Vor der nächsten Jahrhundertwende pachtete die Müllerfamilie Rehbock die Mühle und das zur Mühle gehörige Müllerwohnhaus. 1902 kauften Rehbocks die Mühle.

Eines Tages kaufte der „alte“ Rehbock, „ein Mann mit langem weißen Vollbart“, das Wohnhaus und den daneben liegenden „Dorfkrug“ und richtete darin die Gaststätte „Zum weißen Rehbock“ ein. Diese blieb bis 1921 im Familienbesitz, dann ging die Wirtschaft an Wilhelm Jahrand über.

Jürgen Gedicke notierte über die Wirtschaft: „Das heutige Gasthaus ‚Zur Mühle‘ in der Bahnhofstraße sieht aus wie aus einem Guß. Niemand würde vermuten, daß hier zwei Gebäude räumlich miteinander verbunden wurden. Tatsächlich müssen Müllerwohnhaus und Dorfkrug früher zwei selbständige Häuser gewesen sein. Den Worten eines Zimmermeisters war zu entnehmen, daß der Dachstuhl des heutigen Gebäudes nicht in einer Linie steht, sondern in dem Bestreben, beide Gebäudeeinheiten zu verbinden, einen merklichen Bogen macht. Wahrscheinlich wurde diese erwähnte Zusammenlegung von Dorfkrug und Wohnhaus schon vor der Jahrhundertwende vollzogen.“

Wie Gedicke weiter berichtete, wurde das Gebäude dennoch um die Jahrhundertwende nochmals erweitert. Beim Kaliwerk beschäftigte Zimmerleute und Maurer sollen damals einen für den Bauherrn Rehbock kostenlosen Anbau mit Krüppelwalm ausgeführt haben, um damit ihre für Kost und Logis aufgelaufenen Schulden („Zechschulden“) zu bezahlen.

Am Mauerwerk der Mühle fand Friedrich Barenscheer in einem Granitblock die Zahl 1907.

Rehbocks waren sehr musikalisch. Ernst Engelke, „Löns“ des Dorfes, erinnerte sich: „Georgs Trompete schallte an manchen Abenden über das ganze Dorf hinweg. Es gab ja noch keinen Autolärm, keine Eisenbahn und keine Fabriken. Unser Garten grenzte an das Grundstück der Rehbocks. Ich habe als Kind abends oft die Musik gehört.“

Die Gastwirtschaft hatte auch Übernachtungszimmer, dazu einen Pferdestall zum Ausspannen der Pferde. Auf einem alten Foto sieht man einen Übernachtungsgast, der gut verkauft und abends in der Gastwirtschaft gefeiert hatte, wobei er viele Runden ausgegeben hatte. Er wurde mit Musik von Georg und Otto Rehbock verabschiedet.

Abschiedsständchen vor dem „Weißen Rehbock“ (1904)
Von Ernst Engelke

Vor föftig Johr’n een Sommerdag –
Still leeg dat Land dor, wiet un sied,
De Möhl’ dreiht öhre Flögels sach,
As wull sei seggen: Ick heww’ Tied.

Man vör den Kraug hürt sei een Sang,
Dor was een Juchen un Gewese.
Herr Heinz-Adolar Snutenslank,
De stiggt dor grad in sine Chaise.

________________________

• **KURZE AUFGABE A**: Gib aus den unten folgenden Einträgen die Zeilen wörtlich wieder, und zwar alles von der Zeile mit „schedule-list [468, 216, 786, 308]“ bis hinunter zur Zeile mit „schedule-section-3-years [468, 322, 786, 414]“, beide eingeschlossen.

• **GESPEICHERTE EINTRÄGE**:
________________________

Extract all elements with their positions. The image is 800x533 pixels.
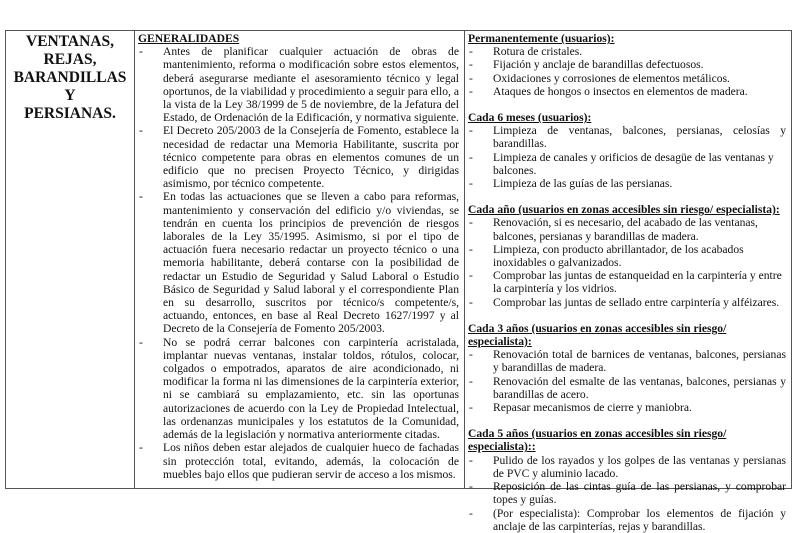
schedule-list [468, 216, 786, 308]
list-item-text: Limpieza de ventanas, balcones, persianas, celosías y barandillas. [493, 124, 786, 151]
element-title-line: PERSIANAS. [24, 105, 116, 122]
schedule-heading: Cada 5 años (usuarios en zonas accesibles sin riesgo/ especialista):: [468, 427, 727, 454]
list-item-text: Comprobar las juntas de sellado entre carpintería y alféizares. [493, 295, 780, 309]
list-item-text: Repasar mecanismos de cierre y maniobra. [493, 401, 692, 415]
list-item [138, 124, 459, 190]
dash-bullet-icon: - [469, 124, 473, 138]
dash-bullet-icon: - [469, 374, 473, 388]
generalidades-heading: GENERALIDADES [138, 32, 240, 45]
list-item [468, 72, 786, 85]
list-item-text: Fijación y anclaje de barandillas defectuosos. [493, 58, 704, 72]
dash-bullet-icon: - [469, 71, 473, 85]
list-item [138, 45, 459, 124]
dash-bullet-icon: - [139, 190, 143, 204]
list-item [468, 124, 786, 150]
schedule-heading: Permanentemente (usuarios): [468, 32, 615, 45]
list-item [468, 296, 786, 309]
list-item-text: Ataques de hongos o insectos en elementos de madera. [493, 84, 748, 98]
dash-bullet-icon: - [469, 453, 473, 467]
schedule-section-3-years [468, 322, 786, 414]
dash-bullet-icon: - [469, 45, 473, 59]
generalidades-list [138, 45, 459, 481]
dash-bullet-icon: - [469, 177, 473, 191]
dash-bullet-icon: - [469, 150, 473, 164]
maintenance-schedule-cell [465, 31, 791, 533]
dash-bullet-icon: - [469, 58, 473, 72]
list-item-text: Limpieza, con producto abrillantador, de los acabados inoxidables o galvanizados. [493, 242, 744, 270]
list-item-text: Rotura de cristales. [493, 45, 583, 59]
dash-bullet-icon: - [469, 348, 473, 362]
list-item [138, 441, 459, 481]
list-item [468, 216, 786, 242]
list-item [468, 454, 786, 480]
list-item [138, 336, 459, 442]
schedule-section-permanent [468, 32, 786, 98]
maintenance-table [5, 30, 792, 533]
dash-bullet-icon: - [469, 84, 473, 98]
dash-bullet-icon: - [469, 480, 473, 494]
dash-bullet-icon: - [469, 216, 473, 230]
list-item [468, 85, 786, 98]
list-item [468, 348, 786, 374]
list-item [468, 375, 786, 401]
list-item [468, 480, 786, 506]
element-title-line: VENTANAS, [26, 33, 114, 50]
element-title-line: BARANDILLAS Y [13, 69, 127, 104]
list-item-text: Limpieza de canales y orificios de desagüe de las ventanas y balcones. [493, 150, 774, 177]
list-item [468, 507, 786, 533]
dash-bullet-icon: - [469, 506, 473, 520]
schedule-section-5-years [468, 427, 786, 533]
schedule-list [468, 45, 786, 98]
generalidades-cell [135, 31, 465, 488]
list-item-text: Pulido de los rayados y los golpes de las ventanas y persianas de PVC y aluminio lacado. [493, 453, 786, 480]
schedule-heading: Cada 3 años (usuarios en zonas accesibles sin riesgo/ especialista): [468, 321, 727, 349]
dash-bullet-icon: - [139, 45, 143, 59]
list-item-text: No se podrá cerrar balcones con carpintería acristalada, implantar nuevas ventanas, instalar toldos, rótulos, colocar, colgados o empotrados, aparatos de aire acondicionado, ni modificar la forma ni las dimensiones de la carpintería exterior, ni se cambiará su emplazamiento, etc. sin las oportunas autorizaciones de acuerdo con la Ley de Propiedad Intelectual, las ordenanzas municipales y los estatutos de la Comunidad, además de la legislación y normativa anteriormente citadas. [163, 335, 459, 442]
list-item [468, 401, 786, 414]
list-item-text: Renovación del esmalte de las ventanas, balcones, persianas y barandillas de acero. [493, 374, 786, 401]
schedule-list [468, 454, 786, 533]
list-item-text: Renovación, si es necesario, del acabado de las ventanas, balcones, persianas y barandillas de madera. [493, 216, 758, 243]
schedule-section-yearly [468, 203, 786, 309]
list-item-text: En todas las actuaciones que se lleven a cabo para reformas, mantenimiento y conservación del edificio y/o viviendas, se tendrán en cuenta los principios de prevención de riesgos laborales de la Ley 35/1995. Asimismo, si por el tipo de actuación fuera necesario redactar un proyecto técnico o una memoria habilitante, deberá contarse con la posibilidad de redactar un Estudio de Seguridad y Salud Laboral o Estudio Básico de Seguridad y Salud laboral y el correspondiente Plan en su desarrollo, suscritos por técnico/s competente/s, actuando, entonces, en base al Real Decreto 1627/1997 y al Decreto de la Consejería de Fomento 205/2003. [163, 190, 459, 336]
list-item [468, 45, 786, 58]
list-item [468, 177, 786, 190]
list-item-text: El Decreto 205/2003 de la Consejería de Fomento, establece la necesidad de redactar una Memoria Habilitante, suscrita por técnico competente para obras en elementos comunes de un edificio que no precisen Proyecto Técnico, y dirigidas asimismo, por técnico competente. [163, 124, 459, 191]
schedule-heading: Cada año (usuarios en zonas accesibles sin riesgo/ especialista): [468, 203, 780, 217]
dash-bullet-icon: - [139, 124, 143, 138]
list-item-text: Comprobar las juntas de estanqueidad en la carpintería y entre la carpintería y los vidrios. [493, 269, 782, 296]
list-item-text: Reposición de las cintas guía de las persianas, y comprobar topes y guías. [493, 480, 786, 507]
list-item [138, 190, 459, 335]
dash-bullet-icon: - [139, 335, 143, 349]
element-title-cell [6, 31, 135, 488]
schedule-list [468, 124, 786, 190]
element-title-line: REJAS, [43, 51, 97, 68]
list-item-text: Los niños deben estar alejados de cualquier hueco de fachadas sin protección total, evitando, además, la colocación de muebles bajo ellos que pudieran servir de acceso a los mismos. [163, 441, 459, 481]
dash-bullet-icon: - [469, 401, 473, 415]
list-item [468, 243, 786, 269]
dash-bullet-icon: - [469, 269, 473, 283]
list-item [468, 269, 786, 295]
schedule-section-6-months [468, 111, 786, 190]
dash-bullet-icon: - [139, 441, 143, 455]
list-item-text: (Por especialista): Comprobar los elementos de fijación y anclaje de las carpinterías, rejas y barandillas. [493, 506, 786, 533]
dash-bullet-icon: - [469, 295, 473, 309]
list-item-text: Renovación total de barnices de ventanas, balcones, persianas y barandillas de madera. [493, 348, 786, 375]
list-item [468, 58, 786, 71]
list-item-text: Limpieza de las guías de las persianas. [493, 177, 673, 191]
schedule-list [468, 348, 786, 414]
list-item-text: Antes de planificar cualquier actuación de obras de mantenimiento, reforma o modificación sobre estos elementos, deberá asegurarse mediante el asesoramiento técnico y legal oportunos, de la viabilidad y procedimiento a seguir para ello, a la vista de la Ley 38/1999 de 5 de noviembre, de la Jefatura del Estado, de Ordenación de la Edificación, y normativa siguiente. [163, 45, 459, 125]
schedule-heading: Cada 6 meses (usuarios): [468, 111, 592, 125]
dash-bullet-icon: - [469, 242, 473, 256]
list-item [468, 151, 786, 177]
list-item-text: Oxidaciones y corrosiones de elementos metálicos. [493, 71, 730, 85]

________________________

• **KURZE AUFGABE B**: Erkläre anhand des Textauszugs zur Gaststätte „Zum weißen Rehbock“, weshalb die beim Kaliwerk beschäftigten Zimmerleute und Maurer den Anbau für Rehbock kostenlos ausgeführt haben sollen.

• **VOLLSTÄNDIGE LÖSUNG A**:
schedule-list [468, 216, 786, 308]
list-item-text: Limpieza de ventanas, balcones, persianas, celosías y barandillas. [493, 124, 786, 151]
element-title-line: PERSIANAS. [24, 105, 116, 122]
schedule-heading: Cada 5 años (usuarios en zonas accesibles sin riesgo/ especialista):: [468, 427, 727, 454]
list-item-text: Comprobar las juntas de sellado entre carpintería y alféizares. [493, 295, 780, 309]
list-item-text: Repasar mecanismos de cierre y maniobra. [493, 401, 692, 415]
list-item [138, 124, 459, 190]
dash-bullet-icon: - [469, 124, 473, 138]
dash-bullet-icon: - [469, 374, 473, 388]
generalidades-heading: GENERALIDADES [138, 32, 240, 45]
list-item [468, 72, 786, 85]
list-item-text: Fijación y anclaje de barandillas defectuosos. [493, 58, 704, 72]
dash-bullet-icon: - [469, 71, 473, 85]
list-item [138, 45, 459, 124]
dash-bullet-icon: - [139, 190, 143, 204]
list-item [468, 124, 786, 150]
schedule-heading: Permanentemente (usuarios): [468, 32, 615, 45]
list-item [468, 296, 786, 309]
list-item-text: Ataques de hongos o insectos en elementos de madera. [493, 84, 748, 98]
dash-bullet-icon: - [469, 453, 473, 467]
schedule-section-3-years [468, 322, 786, 414]

• **VOLLSTÄNDIGE LÖSUNG B**: Sie sollen den Anbau mit Krüppelwalm ohne Kosten für den Bauherrn Rehbock errichtet haben, um damit ihre für Kost und Logis aufgelaufenen Schulden, die „Zechschulden“, zu bezahlen.